• _SUPPLIED DATA_:
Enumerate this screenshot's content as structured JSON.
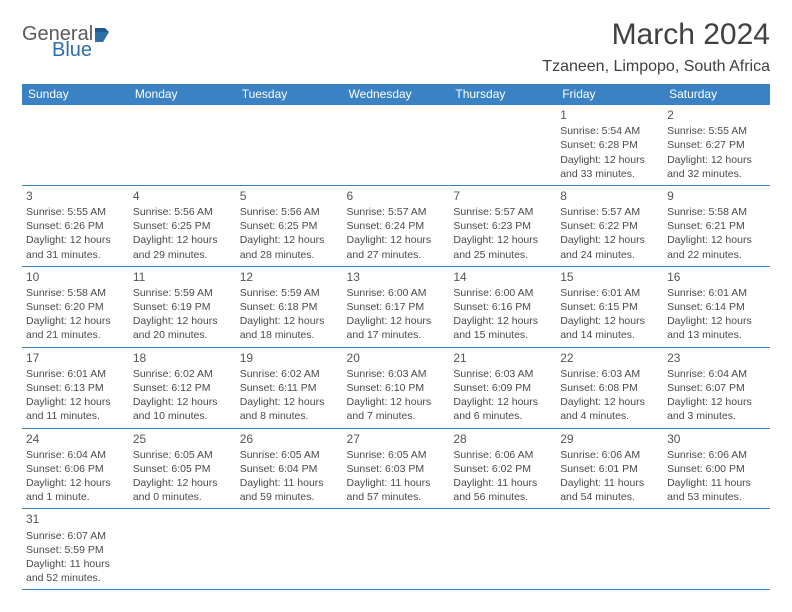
{
  "logo": {
    "part1": "General",
    "part2": "Blue"
  },
  "title": "March 2024",
  "location": "Tzaneen, Limpopo, South Africa",
  "colors": {
    "header_bg": "#3b82c4",
    "header_text": "#ffffff",
    "border": "#3b82c4",
    "body_text": "#4a4a4a",
    "title_text": "#404040",
    "logo_gray": "#5a5a5a",
    "logo_blue": "#2f6fa7",
    "background": "#ffffff"
  },
  "typography": {
    "title_fontsize": 30,
    "location_fontsize": 16,
    "header_fontsize": 12,
    "cell_fontsize": 10.5,
    "daynum_fontsize": 12
  },
  "weekdays": [
    "Sunday",
    "Monday",
    "Tuesday",
    "Wednesday",
    "Thursday",
    "Friday",
    "Saturday"
  ],
  "weeks": [
    [
      {
        "empty": true
      },
      {
        "empty": true
      },
      {
        "empty": true
      },
      {
        "empty": true
      },
      {
        "empty": true
      },
      {
        "day": "1",
        "sunrise": "Sunrise: 5:54 AM",
        "sunset": "Sunset: 6:28 PM",
        "daylight": "Daylight: 12 hours and 33 minutes."
      },
      {
        "day": "2",
        "sunrise": "Sunrise: 5:55 AM",
        "sunset": "Sunset: 6:27 PM",
        "daylight": "Daylight: 12 hours and 32 minutes."
      }
    ],
    [
      {
        "day": "3",
        "sunrise": "Sunrise: 5:55 AM",
        "sunset": "Sunset: 6:26 PM",
        "daylight": "Daylight: 12 hours and 31 minutes."
      },
      {
        "day": "4",
        "sunrise": "Sunrise: 5:56 AM",
        "sunset": "Sunset: 6:25 PM",
        "daylight": "Daylight: 12 hours and 29 minutes."
      },
      {
        "day": "5",
        "sunrise": "Sunrise: 5:56 AM",
        "sunset": "Sunset: 6:25 PM",
        "daylight": "Daylight: 12 hours and 28 minutes."
      },
      {
        "day": "6",
        "sunrise": "Sunrise: 5:57 AM",
        "sunset": "Sunset: 6:24 PM",
        "daylight": "Daylight: 12 hours and 27 minutes."
      },
      {
        "day": "7",
        "sunrise": "Sunrise: 5:57 AM",
        "sunset": "Sunset: 6:23 PM",
        "daylight": "Daylight: 12 hours and 25 minutes."
      },
      {
        "day": "8",
        "sunrise": "Sunrise: 5:57 AM",
        "sunset": "Sunset: 6:22 PM",
        "daylight": "Daylight: 12 hours and 24 minutes."
      },
      {
        "day": "9",
        "sunrise": "Sunrise: 5:58 AM",
        "sunset": "Sunset: 6:21 PM",
        "daylight": "Daylight: 12 hours and 22 minutes."
      }
    ],
    [
      {
        "day": "10",
        "sunrise": "Sunrise: 5:58 AM",
        "sunset": "Sunset: 6:20 PM",
        "daylight": "Daylight: 12 hours and 21 minutes."
      },
      {
        "day": "11",
        "sunrise": "Sunrise: 5:59 AM",
        "sunset": "Sunset: 6:19 PM",
        "daylight": "Daylight: 12 hours and 20 minutes."
      },
      {
        "day": "12",
        "sunrise": "Sunrise: 5:59 AM",
        "sunset": "Sunset: 6:18 PM",
        "daylight": "Daylight: 12 hours and 18 minutes."
      },
      {
        "day": "13",
        "sunrise": "Sunrise: 6:00 AM",
        "sunset": "Sunset: 6:17 PM",
        "daylight": "Daylight: 12 hours and 17 minutes."
      },
      {
        "day": "14",
        "sunrise": "Sunrise: 6:00 AM",
        "sunset": "Sunset: 6:16 PM",
        "daylight": "Daylight: 12 hours and 15 minutes."
      },
      {
        "day": "15",
        "sunrise": "Sunrise: 6:01 AM",
        "sunset": "Sunset: 6:15 PM",
        "daylight": "Daylight: 12 hours and 14 minutes."
      },
      {
        "day": "16",
        "sunrise": "Sunrise: 6:01 AM",
        "sunset": "Sunset: 6:14 PM",
        "daylight": "Daylight: 12 hours and 13 minutes."
      }
    ],
    [
      {
        "day": "17",
        "sunrise": "Sunrise: 6:01 AM",
        "sunset": "Sunset: 6:13 PM",
        "daylight": "Daylight: 12 hours and 11 minutes."
      },
      {
        "day": "18",
        "sunrise": "Sunrise: 6:02 AM",
        "sunset": "Sunset: 6:12 PM",
        "daylight": "Daylight: 12 hours and 10 minutes."
      },
      {
        "day": "19",
        "sunrise": "Sunrise: 6:02 AM",
        "sunset": "Sunset: 6:11 PM",
        "daylight": "Daylight: 12 hours and 8 minutes."
      },
      {
        "day": "20",
        "sunrise": "Sunrise: 6:03 AM",
        "sunset": "Sunset: 6:10 PM",
        "daylight": "Daylight: 12 hours and 7 minutes."
      },
      {
        "day": "21",
        "sunrise": "Sunrise: 6:03 AM",
        "sunset": "Sunset: 6:09 PM",
        "daylight": "Daylight: 12 hours and 6 minutes."
      },
      {
        "day": "22",
        "sunrise": "Sunrise: 6:03 AM",
        "sunset": "Sunset: 6:08 PM",
        "daylight": "Daylight: 12 hours and 4 minutes."
      },
      {
        "day": "23",
        "sunrise": "Sunrise: 6:04 AM",
        "sunset": "Sunset: 6:07 PM",
        "daylight": "Daylight: 12 hours and 3 minutes."
      }
    ],
    [
      {
        "day": "24",
        "sunrise": "Sunrise: 6:04 AM",
        "sunset": "Sunset: 6:06 PM",
        "daylight": "Daylight: 12 hours and 1 minute."
      },
      {
        "day": "25",
        "sunrise": "Sunrise: 6:05 AM",
        "sunset": "Sunset: 6:05 PM",
        "daylight": "Daylight: 12 hours and 0 minutes."
      },
      {
        "day": "26",
        "sunrise": "Sunrise: 6:05 AM",
        "sunset": "Sunset: 6:04 PM",
        "daylight": "Daylight: 11 hours and 59 minutes."
      },
      {
        "day": "27",
        "sunrise": "Sunrise: 6:05 AM",
        "sunset": "Sunset: 6:03 PM",
        "daylight": "Daylight: 11 hours and 57 minutes."
      },
      {
        "day": "28",
        "sunrise": "Sunrise: 6:06 AM",
        "sunset": "Sunset: 6:02 PM",
        "daylight": "Daylight: 11 hours and 56 minutes."
      },
      {
        "day": "29",
        "sunrise": "Sunrise: 6:06 AM",
        "sunset": "Sunset: 6:01 PM",
        "daylight": "Daylight: 11 hours and 54 minutes."
      },
      {
        "day": "30",
        "sunrise": "Sunrise: 6:06 AM",
        "sunset": "Sunset: 6:00 PM",
        "daylight": "Daylight: 11 hours and 53 minutes."
      }
    ],
    [
      {
        "day": "31",
        "sunrise": "Sunrise: 6:07 AM",
        "sunset": "Sunset: 5:59 PM",
        "daylight": "Daylight: 11 hours and 52 minutes."
      },
      {
        "empty": true
      },
      {
        "empty": true
      },
      {
        "empty": true
      },
      {
        "empty": true
      },
      {
        "empty": true
      },
      {
        "empty": true
      }
    ]
  ]
}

• _DIRECTION_:
Look through the material and copy each line that has "ffffff".

• _WORKED ANSWER_:
    "header_text": "#ffffff",
    "background": "#ffffff"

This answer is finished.